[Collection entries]

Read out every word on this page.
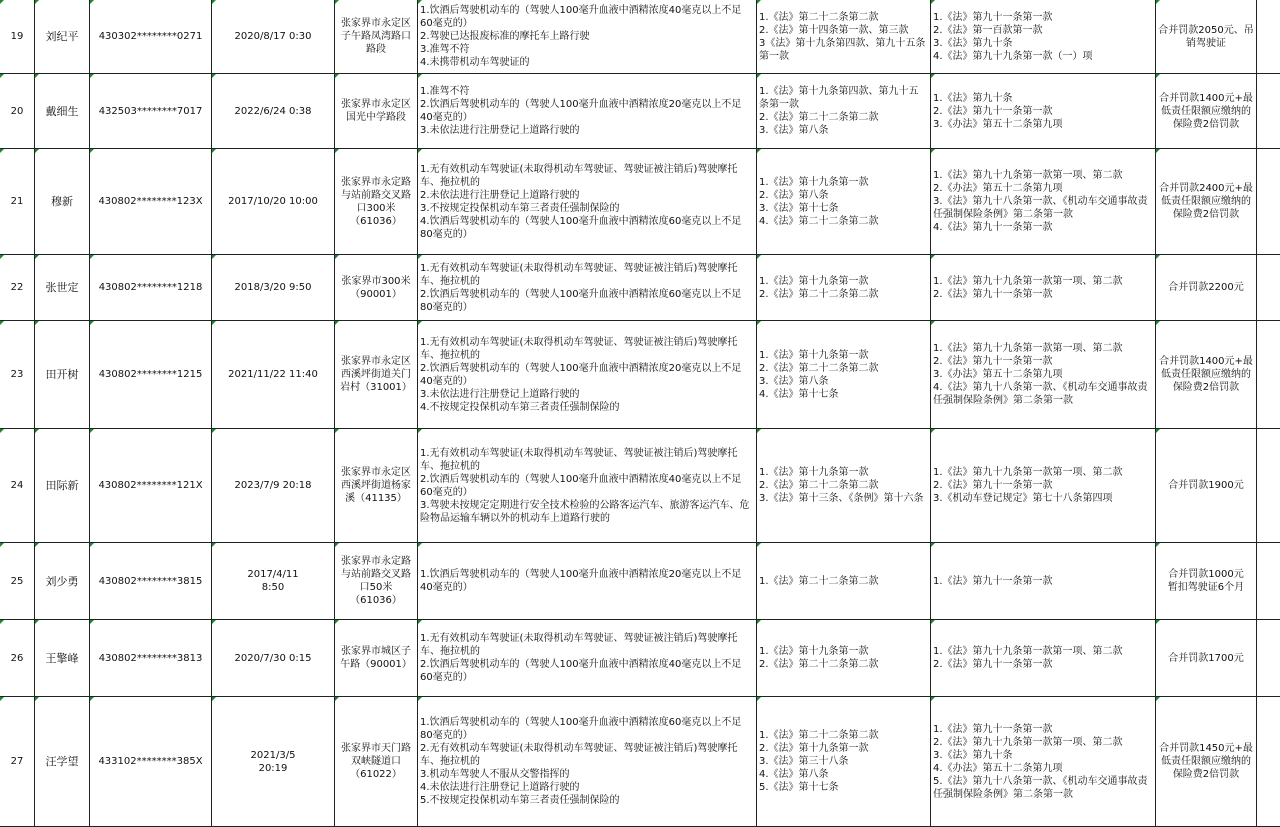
19	刘纪平	430302********0271	2020/8/17 0:30	张家界市永定区子午路凤湾路口路段	1.饮酒后驾驶机动车的（驾驶人100毫升血液中酒精浓度40毫克以上不足60毫克的）
2.驾驶已达报废标准的摩托车上路行驶
3.准驾不符
4.未携带机动车驾驶证的	1.《法》第二十二条第二款
2.《法》第十四条第一款、第三款
3《法》第十九条第四款、第九十五条第一款	1.《法》第九十一条第一款
2.《法》第一百款第一款
3.《法》第九十条
4.《法》第九十九条第一款（一）项	合并罚款2050元、吊销驾驶证	

20	戴细生	432503********7017	2022/6/24 0:38	张家界市永定区国光中学路段	1.准驾不符
2.饮酒后驾驶机动车的（驾驶人100毫升血液中酒精浓度20毫克以上不足40毫克的）
3.未依法进行注册登记上道路行驶的	1.《法》第十九条第四款、第九十五条第一款
2.《法》第二十二条第二款
3.《法》第八条	1.《法》第九十条
2.《法》第九十一条第一款
3.《办法》第五十二条第九项	合并罚款1400元+最低责任限额应缴纳的保险费2倍罚款	

21	穆新	430802********123X	2017/10/20 10:00	张家界市永定路与站前路交叉路口300米（61036）	1.无有效机动车驾驶证(未取得机动车驾驶证、驾驶证被注销后)驾驶摩托车、拖拉机的
2.未依法进行注册登记上道路行驶的
3.不按规定投保机动车第三者责任强制保险的
4.饮酒后驾驶机动车的（驾驶人100毫升血液中酒精浓度60毫克以上不足80毫克的）	1.《法》第十九条第一款
2.《法》第八条
3.《法》第十七条
4.《法》第二十二条第二款	1.《法》第九十九条第一款第一项、第二款
2.《办法》第五十二条第九项
3.《法》第九十八条第一款、《机动车交通事故责任强制保险条例》第二条第一款
4.《法》第九十一条第一款	合并罚款2400元+最低责任限额应缴纳的保险费2倍罚款	

22	张世定	430802********1218	2018/3/20 9:50	张家界市300米（90001）	1.无有效机动车驾驶证(未取得机动车驾驶证、驾驶证被注销后)驾驶摩托车、拖拉机的
2.饮酒后驾驶机动车的（驾驶人100毫升血液中酒精浓度60毫克以上不足80毫克的）	1.《法》第十九条第一款
2.《法》第二十二条第二款	1.《法》第九十九条第一款第一项、第二款
2.《法》第九十一条第一款	合并罚款2200元	

23	田开树	430802********1215	2021/11/22 11:40	张家界市永定区西溪坪街道关门岩村（31001）	1.无有效机动车驾驶证(未取得机动车驾驶证、驾驶证被注销后)驾驶摩托车、拖拉机的
2.饮酒后驾驶机动车的（驾驶人100毫升血液中酒精浓度20毫克以上不足40毫克的）
3.未依法进行注册登记上道路行驶的
4.不按规定投保机动车第三者责任强制保险的	1.《法》第十九条第一款
2.《法》第二十二条第二款
3.《法》第八条
4.《法》第十七条	1.《法》第九十九条第一款第一项、第二款
2.《法》第九十一条第一款
3.《办法》第五十二条第九项
4.《法》第九十八条第一款、《机动车交通事故责任强制保险条例》第二条第一款	合并罚款1400元+最低责任限额应缴纳的保险费2倍罚款	

24	田际新	430802********121X	2023/7/9 20:18	张家界市永定区西溪坪街道杨家溪（41135）	1.无有效机动车驾驶证(未取得机动车驾驶证、驾驶证被注销后)驾驶摩托车、拖拉机的
2.饮酒后驾驶机动车的（驾驶人100毫升血液中酒精浓度40毫克以上不足60毫克的）
3.驾驶未按规定定期进行安全技术检验的公路客运汽车、旅游客运汽车、危险物品运输车辆以外的机动车上道路行驶的	1.《法》第十九条第一款
2.《法》第二十二条第二款
3.《法》第十三条、《条例》第十六条	1.《法》第九十九条第一款第一项、第二款
2.《法》第九十一条第一款
3.《机动车登记规定》第七十八条第四项	合并罚款1900元	

25	刘少勇	430802********3815	2017/4/11
8:50	张家界市永定路与站前路交叉路口50米（61036）	1.饮酒后驾驶机动车的（驾驶人100毫升血液中酒精浓度20毫克以上不足40毫克的）	1.《法》第二十二条第二款	1.《法》第九十一条第一款	合并罚款1000元
暂扣驾驶证6个月	

26	王擎峰	430802********3813	2020/7/30 0:15	张家界市城区子午路（90001）	1.无有效机动车驾驶证(未取得机动车驾驶证、驾驶证被注销后)驾驶摩托车、拖拉机的
2.饮酒后驾驶机动车的（驾驶人100毫升血液中酒精浓度40毫克以上不足60毫克的）	1.《法》第十九条第一款
2.《法》第二十二条第二款	1.《法》第九十九条第一款第一项、第二款
2.《法》第九十一条第一款	合并罚款1700元	

27	汪学望	433102********385X	2021/3/5
20:19	张家界市天门路双峡隧道口（61022）	1.饮酒后驾驶机动车的（驾驶人100毫升血液中酒精浓度60毫克以上不足80毫克的）
2.无有效机动车驾驶证(未取得机动车驾驶证、驾驶证被注销后)驾驶摩托车、拖拉机的
3.机动车驾驶人不服从交警指挥的
4.未依法进行注册登记上道路行驶的
5.不按规定投保机动车第三者责任强制保险的	1.《法》第二十二条第二款
2.《法》第十九条第一款
3.《法》第三十八条
4.《法》第八条
5.《法》第十七条	1.《法》第九十一条第一款
2.《法》第九十九条第一款第一项、第二款
3.《法》第九十条
4.《办法》第五十二条第九项
5.《法》第九十八条第一款、《机动车交通事故责任强制保险条例》第二条第一款	合并罚款1450元+最低责任限额应缴纳的保险费2倍罚款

Problem requirements:
Report how many lines of the listing hold the word "机动车交通事故责任强制保险条例", with nothing but the number.

Full response:
3